→ **DIRECTIVE**
Filter the records below and copy every line containing the word "Wójt".

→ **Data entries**
_ _ _ _

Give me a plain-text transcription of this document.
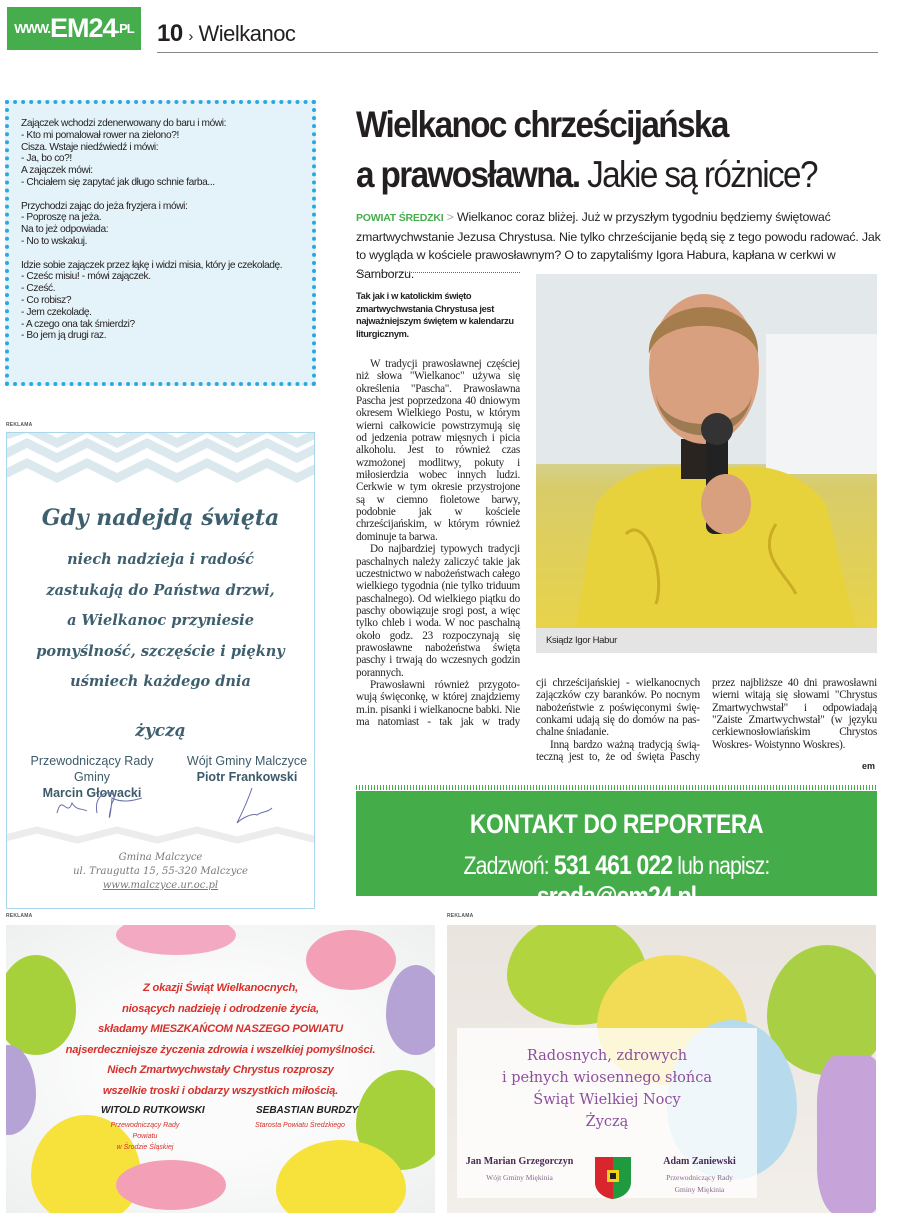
WWW. EM 24 .PL 10 › Wielkanoc
Zajączek wchodzi zdenerwowany do baru i mówi:
- Kto mi pomalował rower na zielono?!
Cisza. Wstaje niedźwiedź i mówi:
- Ja, bo co?!
A zajączek mówi:
- Chciałem się zapytać jak długo schnie farba...
Przychodzi zając do jeża fryzjera i mówi:
- Poproszę na jeża.
Na to jeż odpowiada:
- No to wskakuj.
Idzie sobie zajączek przez łąkę i widzi misia, który je czekoladę.
- Cześc misiu! - mówi zajączek.
- Cześć.
- Co robisz?
- Jem czekoladę.
- A czego ona tak śmierdzi?
- Bo jem ją drugi raz.
REKLAMA
Gdy nadejdą święta
niech nadzieja i radość
zastukają do Państwa drzwi,
a Wielkanoc przyniesie
pomyślność, szczęście i piękny
uśmiech każdego dnia
życzą
Przewodniczący Rady Gminy
Marcin Głowacki
Wójt Gminy Malczyce
Piotr Frankowski
Gmina Malczyce
ul. Traugutta 15, 55-320 Malczyce
www.malczyce.ur.oc.pl
Wielkanoc chrześcijańska
a prawosławna. Jakie są różnice?
POWIAT ŚREDZKI > Wielkanoc coraz bliżej. Już w przyszłym tygodniu będziemy świętować zmartwychwstanie Jezusa Chrystusa. Nie tylko chrześcijanie będą się z tego powodu radować. Jak to wygląda w kościele prawosławnym? O to zapytaliśmy Igora Habura, kapłana w cerkwi w Samborzu.
Tak jak i w katolickim święto zmartwychwstania Chrystusa jest najważniejszym świętem w kalendarzu liturgicznym.

W tradycji prawosławnej częściej niż słowa "Wielkanoc" używa się określenia "Pascha". Prawosławna Pascha jest poprzedzona 40 dniowym okresem Wielkiego Postu, w którym wierni całkowicie powstrzymują się od jedzenia potraw mięsnych i picia alkoholu. Jest to również czas wzmożonej modlitwy, pokuty i miłosierdzia wobec innych ludzi. Cerkwie w tym okresie przystrojone są w ciemno fioletowe barwy, podobnie jak w kościele chrześcijańskim, w którym również dominuje ta barwa.

Do najbardziej typowych tradycji paschalnych należy zaliczyć takie jak uczestnictwo w nabożeństwach całego wielkiego tygodnia (nie tylko triduum paschalnego). Od wielkiego piątku do paschy obowiązuje srogi post, a więc tylko chleb i woda. W noc paschalną około godz. 23 rozpoczynają się prawosławne nabożeństwa święta paschy i trwają do wczesnych godzin porannych.

Prawosławni również przygotowują święconkę, w której znajdziemy m.in. pisanki i wielkanocne babki. Nie ma natomiast - tak jak w trady

Ksiądz Igor Habur

cji chrześcijańskiej - wielkanocnych zajączków czy baranków. Po nocnym nabożeństwie z poświęconymi święconkami udają się do domów na paschalne śniadanie.

Inną bardzo ważną tradycją świąteczną jest to, że od święta Paschy

przez najbliższe 40 dni prawosławni wierni witają się słowami "Chrystus Zmartwychwstał" i odpowiadają "Zaiste Zmartwychwstał" (w języku cerkiewnosłowiańskim Chrystos Woskres- Woistynno Woskres).

em
KONTAKT DO REPORTERA
Zadzwoń: 531 461 022 lub napisz: sroda@em24.pl
REKLAMA
Z okazji Świąt Wielkanocnych,
niosących nadzieję i odrodzenie życia,
składamy MIESZKAŃCOM NASZEGO POWIATU
najserdeczniejsze życzenia zdrowia i wszelkiej pomyślności.
Niech Zmartwychwstały Chrystus rozproszy
wszelkie troski i obdarzy wszystkich miłością.
WITOLD RUTKOWSKI
Przewodniczący Rady Powiatu
w Środzie Śląskiej
SEBASTIAN BURDZY
Starosta Powiatu Średzkiego
REKLAMA
Radosnych, zdrowych
i pełnych wiosennego słońca
Świąt Wielkiej Nocy
Życzą
Jan Marian Grzegorczyn
Wójt Gminy Miękinia
Adam Zaniewski
Przewodniczący Rady
Gminy Miękinia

_ _ _ _

→ **WRITTEN REPLY**
Wójt Gminy Malczyce
Wójt Gminy Miękinia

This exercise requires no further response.